Work to be completed | Copy each line holding the string "April".

(Stored items from a collection)
----

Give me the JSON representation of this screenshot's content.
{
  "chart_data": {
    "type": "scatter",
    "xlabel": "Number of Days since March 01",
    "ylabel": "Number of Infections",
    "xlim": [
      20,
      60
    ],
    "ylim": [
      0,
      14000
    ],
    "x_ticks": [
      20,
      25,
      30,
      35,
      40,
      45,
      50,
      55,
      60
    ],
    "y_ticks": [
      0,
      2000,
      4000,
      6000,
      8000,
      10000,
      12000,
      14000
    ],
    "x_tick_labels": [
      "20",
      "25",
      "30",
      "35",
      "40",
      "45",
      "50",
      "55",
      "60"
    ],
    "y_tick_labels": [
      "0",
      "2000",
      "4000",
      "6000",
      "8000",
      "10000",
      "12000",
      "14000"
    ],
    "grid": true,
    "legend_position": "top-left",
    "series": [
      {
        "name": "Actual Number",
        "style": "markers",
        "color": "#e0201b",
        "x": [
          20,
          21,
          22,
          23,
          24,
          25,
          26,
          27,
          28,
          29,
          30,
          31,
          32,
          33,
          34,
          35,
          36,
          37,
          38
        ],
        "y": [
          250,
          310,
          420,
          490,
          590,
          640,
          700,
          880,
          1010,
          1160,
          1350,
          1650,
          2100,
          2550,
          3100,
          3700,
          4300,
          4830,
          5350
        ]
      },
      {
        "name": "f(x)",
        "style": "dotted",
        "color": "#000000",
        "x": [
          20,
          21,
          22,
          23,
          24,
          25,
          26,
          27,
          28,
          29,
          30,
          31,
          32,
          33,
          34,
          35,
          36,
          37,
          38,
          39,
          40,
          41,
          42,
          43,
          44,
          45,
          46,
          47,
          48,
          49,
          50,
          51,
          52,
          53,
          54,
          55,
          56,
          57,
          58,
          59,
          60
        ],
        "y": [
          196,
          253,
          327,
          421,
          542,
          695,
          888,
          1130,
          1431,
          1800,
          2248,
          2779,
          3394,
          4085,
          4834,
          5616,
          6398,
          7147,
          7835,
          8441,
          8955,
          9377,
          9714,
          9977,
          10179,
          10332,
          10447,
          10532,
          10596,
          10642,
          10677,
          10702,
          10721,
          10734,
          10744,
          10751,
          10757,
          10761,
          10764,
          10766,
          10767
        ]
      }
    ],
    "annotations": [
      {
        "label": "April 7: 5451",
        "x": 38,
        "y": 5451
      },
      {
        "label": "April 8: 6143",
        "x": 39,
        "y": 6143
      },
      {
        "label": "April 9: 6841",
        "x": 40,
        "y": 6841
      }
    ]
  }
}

----

Exercise answer |
        "label": "April 7: 5451",
        "label": "April 8: 6143",
        "label": "April 9: 6841",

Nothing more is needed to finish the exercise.